REQUIREMENTS |
Collect every line below that contains the word "celeriùs".

-------

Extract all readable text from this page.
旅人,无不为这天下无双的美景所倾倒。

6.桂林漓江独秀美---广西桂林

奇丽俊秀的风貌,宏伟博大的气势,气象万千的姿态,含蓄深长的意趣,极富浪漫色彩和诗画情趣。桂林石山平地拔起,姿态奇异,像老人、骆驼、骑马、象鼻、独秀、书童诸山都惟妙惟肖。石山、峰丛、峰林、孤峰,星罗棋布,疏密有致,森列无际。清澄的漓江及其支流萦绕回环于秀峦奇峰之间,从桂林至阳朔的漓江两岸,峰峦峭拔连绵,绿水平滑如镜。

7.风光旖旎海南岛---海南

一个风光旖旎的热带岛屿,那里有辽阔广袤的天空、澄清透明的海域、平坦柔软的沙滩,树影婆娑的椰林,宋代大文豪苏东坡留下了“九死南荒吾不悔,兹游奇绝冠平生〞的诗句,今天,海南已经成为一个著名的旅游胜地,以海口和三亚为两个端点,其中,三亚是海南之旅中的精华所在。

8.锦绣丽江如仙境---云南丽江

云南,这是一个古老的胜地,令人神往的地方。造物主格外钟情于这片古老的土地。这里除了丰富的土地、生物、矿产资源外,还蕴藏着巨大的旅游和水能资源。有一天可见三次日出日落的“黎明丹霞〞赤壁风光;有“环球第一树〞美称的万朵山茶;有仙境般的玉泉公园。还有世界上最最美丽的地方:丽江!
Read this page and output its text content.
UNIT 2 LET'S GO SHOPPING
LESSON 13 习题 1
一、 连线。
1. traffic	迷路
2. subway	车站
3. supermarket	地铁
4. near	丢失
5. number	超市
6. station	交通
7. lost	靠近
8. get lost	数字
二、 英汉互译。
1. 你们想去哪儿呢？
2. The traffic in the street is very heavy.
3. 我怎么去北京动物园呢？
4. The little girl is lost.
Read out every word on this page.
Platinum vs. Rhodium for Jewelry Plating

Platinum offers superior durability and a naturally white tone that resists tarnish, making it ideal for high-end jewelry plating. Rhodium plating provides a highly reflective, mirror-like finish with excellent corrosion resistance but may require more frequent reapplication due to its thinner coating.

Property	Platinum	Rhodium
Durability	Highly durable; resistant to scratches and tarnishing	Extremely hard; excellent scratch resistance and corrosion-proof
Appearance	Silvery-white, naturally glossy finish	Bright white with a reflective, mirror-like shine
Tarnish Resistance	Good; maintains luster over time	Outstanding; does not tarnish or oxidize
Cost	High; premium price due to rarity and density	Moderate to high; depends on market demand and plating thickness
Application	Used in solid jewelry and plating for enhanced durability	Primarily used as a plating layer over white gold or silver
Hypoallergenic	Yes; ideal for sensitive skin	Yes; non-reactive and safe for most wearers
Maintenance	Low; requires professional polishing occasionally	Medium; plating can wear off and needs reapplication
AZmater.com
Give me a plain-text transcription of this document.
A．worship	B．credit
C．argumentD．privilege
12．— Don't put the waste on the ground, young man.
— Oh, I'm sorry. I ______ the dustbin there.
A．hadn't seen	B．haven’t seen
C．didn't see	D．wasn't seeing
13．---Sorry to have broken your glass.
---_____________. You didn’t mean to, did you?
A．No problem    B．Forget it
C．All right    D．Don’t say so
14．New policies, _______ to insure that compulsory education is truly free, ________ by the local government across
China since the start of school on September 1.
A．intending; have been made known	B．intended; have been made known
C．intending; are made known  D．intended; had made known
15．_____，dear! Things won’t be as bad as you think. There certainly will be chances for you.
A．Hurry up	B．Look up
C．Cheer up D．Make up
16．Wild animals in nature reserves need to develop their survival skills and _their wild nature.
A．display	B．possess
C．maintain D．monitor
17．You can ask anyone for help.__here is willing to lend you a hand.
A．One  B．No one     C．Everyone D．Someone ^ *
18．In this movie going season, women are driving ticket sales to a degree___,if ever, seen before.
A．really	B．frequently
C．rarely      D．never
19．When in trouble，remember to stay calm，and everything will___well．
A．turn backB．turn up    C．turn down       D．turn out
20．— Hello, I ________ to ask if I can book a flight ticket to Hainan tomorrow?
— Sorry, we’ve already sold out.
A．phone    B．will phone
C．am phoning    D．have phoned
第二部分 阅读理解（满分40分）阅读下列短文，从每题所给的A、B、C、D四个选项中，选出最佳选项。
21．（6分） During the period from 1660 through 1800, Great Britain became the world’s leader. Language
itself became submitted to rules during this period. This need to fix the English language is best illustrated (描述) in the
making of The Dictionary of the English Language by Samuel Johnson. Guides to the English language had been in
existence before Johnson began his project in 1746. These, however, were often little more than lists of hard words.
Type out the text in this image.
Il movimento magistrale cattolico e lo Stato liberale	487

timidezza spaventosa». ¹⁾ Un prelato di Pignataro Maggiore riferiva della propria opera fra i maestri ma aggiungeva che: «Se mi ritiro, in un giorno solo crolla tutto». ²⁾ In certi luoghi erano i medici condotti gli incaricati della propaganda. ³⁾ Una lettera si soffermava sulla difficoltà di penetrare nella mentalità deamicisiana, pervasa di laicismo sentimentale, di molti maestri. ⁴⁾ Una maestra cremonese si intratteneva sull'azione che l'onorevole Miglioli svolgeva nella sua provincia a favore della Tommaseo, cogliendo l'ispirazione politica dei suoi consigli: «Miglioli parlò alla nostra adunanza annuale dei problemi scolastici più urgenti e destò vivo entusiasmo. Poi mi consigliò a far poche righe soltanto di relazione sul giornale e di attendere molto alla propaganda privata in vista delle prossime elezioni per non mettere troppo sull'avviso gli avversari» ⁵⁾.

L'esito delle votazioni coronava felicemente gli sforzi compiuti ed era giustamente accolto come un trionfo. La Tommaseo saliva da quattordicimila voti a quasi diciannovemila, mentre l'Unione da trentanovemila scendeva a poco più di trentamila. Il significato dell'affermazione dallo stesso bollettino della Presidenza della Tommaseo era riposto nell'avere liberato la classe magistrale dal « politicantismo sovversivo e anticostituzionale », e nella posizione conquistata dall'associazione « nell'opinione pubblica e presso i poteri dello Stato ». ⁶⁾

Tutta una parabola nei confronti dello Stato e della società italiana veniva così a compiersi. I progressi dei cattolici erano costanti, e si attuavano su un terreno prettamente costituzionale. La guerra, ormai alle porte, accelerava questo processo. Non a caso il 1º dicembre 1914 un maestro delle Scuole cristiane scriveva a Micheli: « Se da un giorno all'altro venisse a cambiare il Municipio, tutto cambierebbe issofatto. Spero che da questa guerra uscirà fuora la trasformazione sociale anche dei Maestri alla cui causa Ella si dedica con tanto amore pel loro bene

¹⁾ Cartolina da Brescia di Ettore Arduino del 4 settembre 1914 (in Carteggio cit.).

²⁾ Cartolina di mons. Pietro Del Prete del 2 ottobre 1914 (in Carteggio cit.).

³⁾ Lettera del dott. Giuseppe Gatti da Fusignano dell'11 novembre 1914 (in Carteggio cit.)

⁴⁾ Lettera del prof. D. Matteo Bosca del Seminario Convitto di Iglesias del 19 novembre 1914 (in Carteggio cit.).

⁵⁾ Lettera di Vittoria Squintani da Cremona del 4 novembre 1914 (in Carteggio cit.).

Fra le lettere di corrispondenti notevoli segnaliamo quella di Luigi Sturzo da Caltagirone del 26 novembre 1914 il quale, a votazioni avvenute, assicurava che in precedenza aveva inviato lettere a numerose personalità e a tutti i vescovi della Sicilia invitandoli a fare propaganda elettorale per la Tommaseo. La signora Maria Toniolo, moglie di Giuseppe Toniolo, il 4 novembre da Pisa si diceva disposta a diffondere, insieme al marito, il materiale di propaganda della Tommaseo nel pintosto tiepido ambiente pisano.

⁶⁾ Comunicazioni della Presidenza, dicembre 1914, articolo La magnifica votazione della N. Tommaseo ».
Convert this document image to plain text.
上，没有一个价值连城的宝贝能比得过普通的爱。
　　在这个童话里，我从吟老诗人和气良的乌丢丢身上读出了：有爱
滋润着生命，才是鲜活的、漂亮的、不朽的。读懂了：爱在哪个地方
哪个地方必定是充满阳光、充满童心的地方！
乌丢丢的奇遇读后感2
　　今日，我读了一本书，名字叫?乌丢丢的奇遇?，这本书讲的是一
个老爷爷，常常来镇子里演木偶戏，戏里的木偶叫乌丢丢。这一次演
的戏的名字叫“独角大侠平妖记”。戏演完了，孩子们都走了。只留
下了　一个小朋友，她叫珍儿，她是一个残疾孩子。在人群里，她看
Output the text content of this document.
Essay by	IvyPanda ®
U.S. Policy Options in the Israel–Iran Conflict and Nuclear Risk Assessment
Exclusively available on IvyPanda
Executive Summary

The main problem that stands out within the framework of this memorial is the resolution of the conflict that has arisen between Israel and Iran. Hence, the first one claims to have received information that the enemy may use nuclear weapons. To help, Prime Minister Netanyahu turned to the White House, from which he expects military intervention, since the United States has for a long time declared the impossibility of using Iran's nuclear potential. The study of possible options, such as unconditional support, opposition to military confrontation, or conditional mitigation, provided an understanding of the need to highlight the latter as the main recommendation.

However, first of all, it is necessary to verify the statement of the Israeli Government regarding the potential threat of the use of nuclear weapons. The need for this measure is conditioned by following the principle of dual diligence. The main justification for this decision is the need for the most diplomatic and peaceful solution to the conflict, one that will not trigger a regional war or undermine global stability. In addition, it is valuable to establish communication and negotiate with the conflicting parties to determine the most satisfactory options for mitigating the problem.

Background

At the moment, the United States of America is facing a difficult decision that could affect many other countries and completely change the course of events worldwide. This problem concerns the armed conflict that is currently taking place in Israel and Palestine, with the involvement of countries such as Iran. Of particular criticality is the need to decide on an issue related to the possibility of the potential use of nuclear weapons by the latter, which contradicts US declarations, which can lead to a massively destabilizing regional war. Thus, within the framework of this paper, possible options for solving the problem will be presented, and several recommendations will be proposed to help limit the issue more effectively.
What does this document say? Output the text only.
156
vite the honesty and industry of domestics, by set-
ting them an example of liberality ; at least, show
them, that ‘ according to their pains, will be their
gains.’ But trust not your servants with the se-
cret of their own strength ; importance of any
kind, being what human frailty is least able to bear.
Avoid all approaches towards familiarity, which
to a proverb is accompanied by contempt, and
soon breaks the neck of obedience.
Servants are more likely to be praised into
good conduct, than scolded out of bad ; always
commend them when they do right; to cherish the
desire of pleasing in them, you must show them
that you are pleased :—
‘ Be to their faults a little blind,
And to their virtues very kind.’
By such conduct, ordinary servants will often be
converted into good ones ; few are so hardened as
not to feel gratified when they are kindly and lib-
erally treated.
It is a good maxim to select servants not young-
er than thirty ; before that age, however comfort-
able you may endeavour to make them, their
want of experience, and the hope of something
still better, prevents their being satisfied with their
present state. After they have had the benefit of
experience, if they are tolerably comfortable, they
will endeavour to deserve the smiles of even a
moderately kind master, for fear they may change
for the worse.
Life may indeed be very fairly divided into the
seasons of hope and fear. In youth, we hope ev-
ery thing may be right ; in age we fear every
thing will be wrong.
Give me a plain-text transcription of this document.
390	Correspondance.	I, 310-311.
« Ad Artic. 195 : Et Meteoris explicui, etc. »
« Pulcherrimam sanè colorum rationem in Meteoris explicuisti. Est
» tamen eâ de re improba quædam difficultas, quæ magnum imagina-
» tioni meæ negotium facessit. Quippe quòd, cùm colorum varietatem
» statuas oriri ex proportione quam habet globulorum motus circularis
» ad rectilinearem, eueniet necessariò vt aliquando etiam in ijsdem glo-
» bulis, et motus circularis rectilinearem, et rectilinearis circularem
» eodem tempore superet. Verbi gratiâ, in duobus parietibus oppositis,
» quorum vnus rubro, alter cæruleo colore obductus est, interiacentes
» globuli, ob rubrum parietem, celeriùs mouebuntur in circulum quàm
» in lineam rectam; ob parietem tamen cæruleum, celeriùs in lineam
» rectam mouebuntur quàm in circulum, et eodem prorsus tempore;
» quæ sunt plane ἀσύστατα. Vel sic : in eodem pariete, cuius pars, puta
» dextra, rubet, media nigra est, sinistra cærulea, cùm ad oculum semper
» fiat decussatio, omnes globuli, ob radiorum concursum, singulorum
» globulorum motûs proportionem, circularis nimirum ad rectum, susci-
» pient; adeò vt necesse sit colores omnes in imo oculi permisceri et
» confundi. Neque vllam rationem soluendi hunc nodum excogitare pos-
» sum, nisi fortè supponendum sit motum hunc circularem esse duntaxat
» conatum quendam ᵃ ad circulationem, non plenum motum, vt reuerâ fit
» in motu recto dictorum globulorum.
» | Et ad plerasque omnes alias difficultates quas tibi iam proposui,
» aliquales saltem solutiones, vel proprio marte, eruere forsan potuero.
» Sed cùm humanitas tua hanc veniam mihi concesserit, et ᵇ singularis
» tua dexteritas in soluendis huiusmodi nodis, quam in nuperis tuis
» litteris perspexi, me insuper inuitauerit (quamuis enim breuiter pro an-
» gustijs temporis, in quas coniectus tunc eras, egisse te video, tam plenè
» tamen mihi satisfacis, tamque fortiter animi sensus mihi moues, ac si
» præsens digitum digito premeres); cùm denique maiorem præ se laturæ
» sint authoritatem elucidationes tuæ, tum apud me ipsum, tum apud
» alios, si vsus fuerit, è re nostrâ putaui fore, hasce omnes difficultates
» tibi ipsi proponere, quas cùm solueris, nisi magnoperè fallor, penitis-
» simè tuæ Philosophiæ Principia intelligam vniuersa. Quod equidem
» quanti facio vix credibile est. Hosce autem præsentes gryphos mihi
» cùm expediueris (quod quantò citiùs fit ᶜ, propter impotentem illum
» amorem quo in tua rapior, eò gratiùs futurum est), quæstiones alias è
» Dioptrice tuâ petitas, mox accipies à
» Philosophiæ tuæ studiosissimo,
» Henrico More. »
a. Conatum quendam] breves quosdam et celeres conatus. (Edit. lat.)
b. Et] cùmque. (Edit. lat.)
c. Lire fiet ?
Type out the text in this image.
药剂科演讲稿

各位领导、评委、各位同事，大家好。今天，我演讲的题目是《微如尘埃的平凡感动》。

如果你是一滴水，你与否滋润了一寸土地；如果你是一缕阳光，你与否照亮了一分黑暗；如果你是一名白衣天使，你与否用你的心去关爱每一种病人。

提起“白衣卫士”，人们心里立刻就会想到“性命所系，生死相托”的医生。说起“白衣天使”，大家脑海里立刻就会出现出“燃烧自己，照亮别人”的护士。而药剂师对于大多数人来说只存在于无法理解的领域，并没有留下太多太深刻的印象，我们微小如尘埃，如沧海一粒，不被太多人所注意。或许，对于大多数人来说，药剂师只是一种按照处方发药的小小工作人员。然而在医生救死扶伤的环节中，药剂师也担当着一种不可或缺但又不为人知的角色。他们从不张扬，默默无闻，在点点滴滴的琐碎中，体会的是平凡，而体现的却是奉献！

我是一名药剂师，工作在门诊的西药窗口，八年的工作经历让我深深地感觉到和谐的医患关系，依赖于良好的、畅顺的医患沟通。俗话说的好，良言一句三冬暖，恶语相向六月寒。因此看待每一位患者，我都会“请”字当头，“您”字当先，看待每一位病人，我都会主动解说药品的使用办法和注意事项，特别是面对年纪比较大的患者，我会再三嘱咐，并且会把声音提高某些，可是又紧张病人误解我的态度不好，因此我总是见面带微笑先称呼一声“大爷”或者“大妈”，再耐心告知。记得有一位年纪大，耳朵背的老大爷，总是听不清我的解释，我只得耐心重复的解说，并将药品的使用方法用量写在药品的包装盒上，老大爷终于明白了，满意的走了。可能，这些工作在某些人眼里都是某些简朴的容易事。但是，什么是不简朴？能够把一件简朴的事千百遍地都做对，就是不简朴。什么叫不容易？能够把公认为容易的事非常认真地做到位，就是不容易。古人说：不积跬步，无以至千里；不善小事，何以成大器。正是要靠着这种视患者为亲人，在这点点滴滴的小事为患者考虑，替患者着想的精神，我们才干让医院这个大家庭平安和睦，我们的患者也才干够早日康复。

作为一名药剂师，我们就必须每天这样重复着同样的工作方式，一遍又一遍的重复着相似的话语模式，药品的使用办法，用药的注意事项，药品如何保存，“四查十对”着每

-------

EXPECTED ANSWER |
» globuli, ob rubrum parietem, celeriùs mouebuntur in circulum quàm
» in lineam rectam; ob parietem tamen cæruleum, celeriùs in lineam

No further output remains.